## Records to use
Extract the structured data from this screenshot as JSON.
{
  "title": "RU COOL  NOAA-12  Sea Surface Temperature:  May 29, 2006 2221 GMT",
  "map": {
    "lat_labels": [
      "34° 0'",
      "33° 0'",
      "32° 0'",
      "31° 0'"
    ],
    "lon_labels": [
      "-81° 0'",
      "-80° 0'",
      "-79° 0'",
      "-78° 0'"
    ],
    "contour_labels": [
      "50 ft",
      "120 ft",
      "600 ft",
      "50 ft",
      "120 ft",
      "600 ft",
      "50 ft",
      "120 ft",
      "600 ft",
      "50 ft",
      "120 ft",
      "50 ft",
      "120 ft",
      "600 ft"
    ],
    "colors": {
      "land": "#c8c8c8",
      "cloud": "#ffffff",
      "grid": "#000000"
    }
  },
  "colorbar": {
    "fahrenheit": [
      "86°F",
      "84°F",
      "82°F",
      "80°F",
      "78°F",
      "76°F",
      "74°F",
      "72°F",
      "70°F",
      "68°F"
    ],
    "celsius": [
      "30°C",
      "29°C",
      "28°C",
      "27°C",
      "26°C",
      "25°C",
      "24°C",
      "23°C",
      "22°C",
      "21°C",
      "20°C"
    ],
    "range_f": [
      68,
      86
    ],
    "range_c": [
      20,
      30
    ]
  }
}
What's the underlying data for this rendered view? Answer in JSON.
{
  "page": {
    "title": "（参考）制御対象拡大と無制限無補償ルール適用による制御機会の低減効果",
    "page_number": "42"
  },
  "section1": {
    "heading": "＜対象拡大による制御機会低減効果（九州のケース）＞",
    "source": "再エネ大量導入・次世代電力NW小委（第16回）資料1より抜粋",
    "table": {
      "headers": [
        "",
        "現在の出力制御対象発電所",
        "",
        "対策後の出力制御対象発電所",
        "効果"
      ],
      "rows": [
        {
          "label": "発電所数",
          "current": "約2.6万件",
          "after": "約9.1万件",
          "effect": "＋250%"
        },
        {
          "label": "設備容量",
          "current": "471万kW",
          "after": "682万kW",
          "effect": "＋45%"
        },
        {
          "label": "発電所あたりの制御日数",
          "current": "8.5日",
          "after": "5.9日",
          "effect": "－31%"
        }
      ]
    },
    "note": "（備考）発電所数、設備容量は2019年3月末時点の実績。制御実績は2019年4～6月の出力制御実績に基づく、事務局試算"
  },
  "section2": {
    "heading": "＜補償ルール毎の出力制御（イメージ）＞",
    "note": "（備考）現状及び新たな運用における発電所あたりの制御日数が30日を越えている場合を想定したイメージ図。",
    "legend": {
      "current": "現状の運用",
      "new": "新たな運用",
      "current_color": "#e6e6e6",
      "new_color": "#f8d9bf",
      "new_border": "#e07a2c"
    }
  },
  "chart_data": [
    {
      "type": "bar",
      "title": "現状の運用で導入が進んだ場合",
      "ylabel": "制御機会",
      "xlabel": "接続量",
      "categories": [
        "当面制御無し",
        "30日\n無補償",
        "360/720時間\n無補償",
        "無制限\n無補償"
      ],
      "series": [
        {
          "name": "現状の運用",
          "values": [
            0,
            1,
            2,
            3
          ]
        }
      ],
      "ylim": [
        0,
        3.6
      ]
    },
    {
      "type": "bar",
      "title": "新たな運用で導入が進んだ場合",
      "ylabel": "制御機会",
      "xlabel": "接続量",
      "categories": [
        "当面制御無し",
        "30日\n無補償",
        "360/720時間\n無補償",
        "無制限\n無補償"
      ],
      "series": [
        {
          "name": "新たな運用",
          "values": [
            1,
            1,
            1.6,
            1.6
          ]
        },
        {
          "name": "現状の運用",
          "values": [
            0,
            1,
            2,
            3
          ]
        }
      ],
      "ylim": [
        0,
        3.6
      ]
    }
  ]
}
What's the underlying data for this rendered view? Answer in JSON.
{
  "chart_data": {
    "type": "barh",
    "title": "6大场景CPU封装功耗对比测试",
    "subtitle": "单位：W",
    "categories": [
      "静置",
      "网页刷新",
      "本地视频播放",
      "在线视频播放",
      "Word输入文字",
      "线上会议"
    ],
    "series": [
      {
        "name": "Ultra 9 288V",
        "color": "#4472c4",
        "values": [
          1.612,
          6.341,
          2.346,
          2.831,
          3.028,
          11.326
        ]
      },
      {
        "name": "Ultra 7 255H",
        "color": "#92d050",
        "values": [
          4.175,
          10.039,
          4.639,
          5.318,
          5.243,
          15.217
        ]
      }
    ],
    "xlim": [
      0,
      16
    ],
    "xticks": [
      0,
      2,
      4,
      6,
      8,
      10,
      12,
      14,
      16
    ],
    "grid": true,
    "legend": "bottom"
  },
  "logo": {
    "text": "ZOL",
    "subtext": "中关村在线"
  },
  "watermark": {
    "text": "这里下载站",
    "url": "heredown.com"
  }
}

## Task details
Look through the entries above and report each line where the string "name" occurs.

## Solution
          "name": "現状の運用",
          "name": "新たな運用",
          "name": "現状の運用",
        "name": "Ultra 9 288V",
        "name": "Ultra 7 255H",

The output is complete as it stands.